● **DESCRIPTION OF THE TASK**: State the number of lines with the string "name" in them, and nothing else.

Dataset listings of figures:
◆ ◆ ◆

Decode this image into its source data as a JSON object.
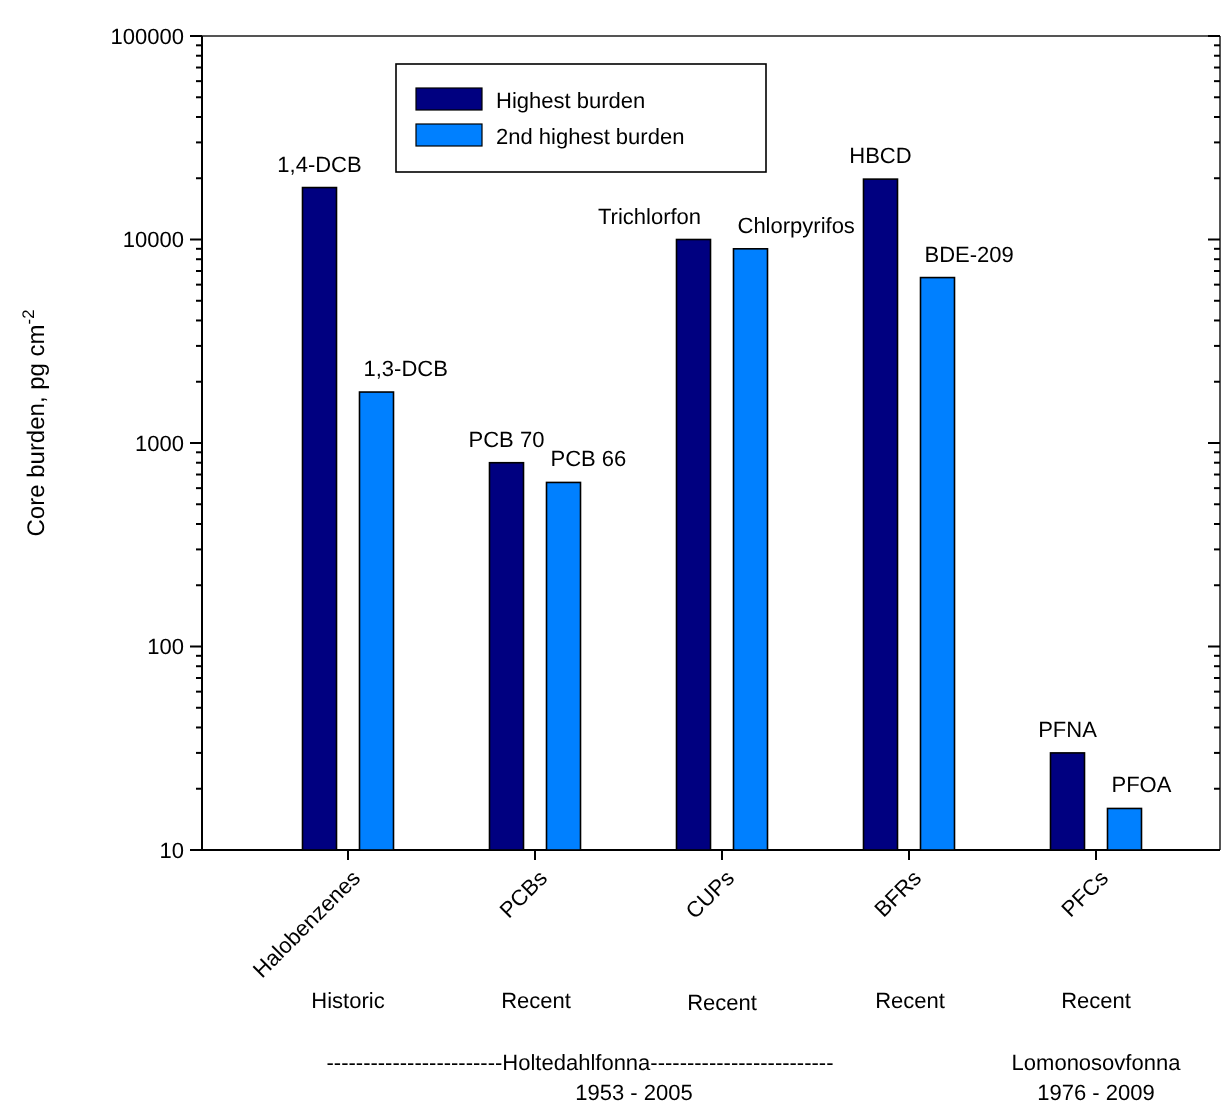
{
  "chart_data": {
    "type": "bar",
    "ylabel": "Core burden, pg cm$^{-2}$",
    "log": true,
    "ylim": [
      10,
      100000
    ],
    "yticks": [
      10,
      100,
      1000,
      10000,
      100000
    ],
    "legend": "top",
    "categories": [
      "Halobenzenes",
      "PCBs",
      "CUPs",
      "BFRs",
      "PFCs"
    ],
    "series": [
      {
        "name": "Highest burden",
        "color": "#000080",
        "values": [
          18000,
          800,
          10000,
          19800,
          30
        ]
      },
      {
        "name": "2nd highest burden",
        "color": "#0080ff",
        "values": [
          1780,
          640,
          9000,
          6500,
          16
        ]
      }
    ],
    "annotations": [
      "1,4-DCB",
      "1,3-DCB",
      "PCB 70",
      "PCB 66",
      "Trichlorfon",
      "Chlorpyrifos",
      "HBCD",
      "BDE-209",
      "PFNA",
      "PFOA",
      "Historic",
      "Recent",
      "Recent",
      "Recent",
      "Recent",
      "------------------------Holtedahlfonna-------------------------",
      "Lomonosovfonna",
      "1953 - 2005",
      "1976 - 2009"
    ]
  }
}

◆ ◆ ◆

● **THE RESULT**: 2